PROBLEM DETAILS
Edit the lines from the one containing "y-tick-label: 56 [554,494,566,506]" through the one containing "value: 57 [424,319,436,331]", inclusive, by replacing "bar" with "column". Keep everything else unchanged.

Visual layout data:

## start

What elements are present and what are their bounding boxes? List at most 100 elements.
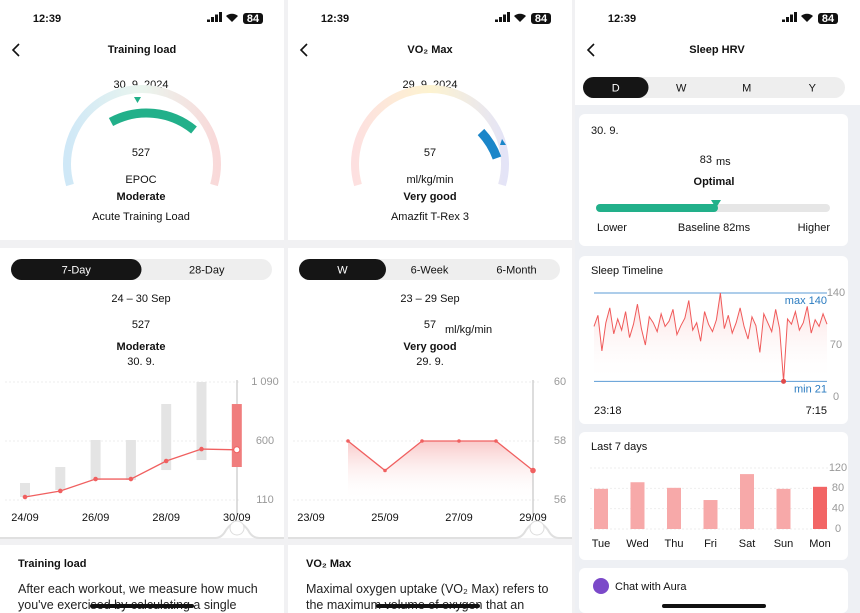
y-tick-label: 56 [554,494,566,506]
status-time: 12:39 [608,13,636,25]
tab[interactable]: 7-Day [62,264,92,276]
gauge-marker [134,97,141,103]
scale-label: Higher [798,222,831,234]
bar [776,488,791,529]
bar [740,474,754,529]
value: 57 [424,319,436,331]
y-tick-label: 70 [830,339,842,351]
tab[interactable]: W [676,82,687,94]
day: 30. 9. [591,125,619,137]
gauge-track [63,85,221,187]
gauge-status: Very good [403,191,456,203]
tab[interactable]: Y [809,82,817,94]
load-point [93,476,98,482]
bar [667,487,681,529]
vo2-point [457,439,461,443]
vo2-line [347,440,534,472]
x-tick-label: Thu [665,538,684,550]
min-point [781,378,787,384]
signal-bar [503,14,506,22]
y-tick-label: 1 090 [251,376,279,388]
status: Moderate [117,341,166,353]
vo2-point [530,467,536,474]
panel-top [0,0,284,240]
panel-info [288,545,572,613]
chat-icon [593,578,609,594]
y-tick-label: 120 [829,462,847,474]
unit: ml/kg/min [445,324,492,336]
y-tick-label: 140 [827,287,845,299]
tab[interactable]: 6-Week [411,264,449,276]
range: 23 – 29 Sep [400,293,459,305]
wifi-icon [226,13,238,22]
signal-bar [794,12,797,22]
tab[interactable]: W [337,264,348,276]
range-bar [231,404,242,468]
scale-label: Lower [597,222,627,234]
day: 29. 9. [416,356,444,368]
gauge-caption: Acute Training Load [92,211,190,223]
home-indicator [90,604,194,608]
y-tick-label: 60 [554,376,566,388]
card [579,114,848,246]
x-tick-label: Tue [592,538,611,550]
section-heading: Training load [18,558,86,570]
tab[interactable]: M [742,82,751,94]
value: 527 [132,319,150,331]
signal-bar [782,19,785,22]
scale-label: Baseline 82ms [678,222,751,234]
wifi-icon [801,13,813,22]
back-button[interactable] [11,43,20,57]
back-button[interactable] [586,43,595,57]
panel-top [288,0,572,240]
tab[interactable]: D [612,82,620,94]
tab-active [11,259,142,280]
y-tick-label: 600 [256,435,274,447]
signal-bar [207,19,210,22]
home-indicator [376,604,480,608]
hrv-area [594,293,827,382]
x-tick-label: 25/09 [371,512,399,524]
load-point [233,446,241,454]
range-bar [125,440,136,481]
hrv-line [593,292,828,382]
load-point [22,494,28,500]
signal-bar [215,14,218,22]
x-tick-label: 24/09 [11,512,39,524]
tab[interactable]: 6-Month [496,264,536,276]
x-tick-label: 27/09 [445,512,473,524]
time-label: 7:15 [806,405,827,417]
body-text: Maximal oxygen uptake (VO₂ Max) refers t… [306,582,549,612]
chat-title[interactable]: Chat with Aura [615,581,687,593]
range-bar [161,404,172,471]
x-tick-label: 23/09 [297,512,325,524]
y-tick-label: 0 [835,523,841,535]
signal-bar [790,14,793,22]
screen-title: Training load [108,44,176,56]
y-tick-label: 80 [832,482,844,494]
gauge-status: Moderate [117,191,166,203]
scrubber-knob[interactable] [529,520,545,536]
tab[interactable]: 28-Day [189,264,225,276]
gauge-level [108,108,197,134]
card-title: Sleep Timeline [591,265,663,277]
gauge-marker [500,139,506,145]
back-button[interactable] [299,43,308,57]
scale-marker [711,200,721,208]
scrubber-knob[interactable] [229,520,245,536]
battery-level: 84 [535,13,548,25]
range-bar [196,382,207,461]
x-tick-label: 29/09 [519,512,547,524]
status: Very good [403,341,456,353]
battery [818,13,838,24]
section-heading: VO₂ Max [306,558,352,570]
y-tick-label: 58 [554,435,566,447]
vo2-point [346,439,350,443]
tab-active [583,77,649,98]
card [579,568,848,613]
gauge-label: EPOC [125,174,156,186]
signal-bar [499,17,502,22]
x-tick-label: Mon [809,538,830,550]
status-time: 12:39 [33,13,61,25]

## end

WORKED SOLUTION
y-tick-label: 56 [554,494,566,506]
status-time: 12:39 [608,13,636,25]
tab[interactable]: 7-Day [62,264,92,276]
gauge-marker [134,97,141,103]
scale-label: Higher [798,222,831,234]
column [776,488,791,529]
column [740,474,754,529]
value: 57 [424,319,436,331]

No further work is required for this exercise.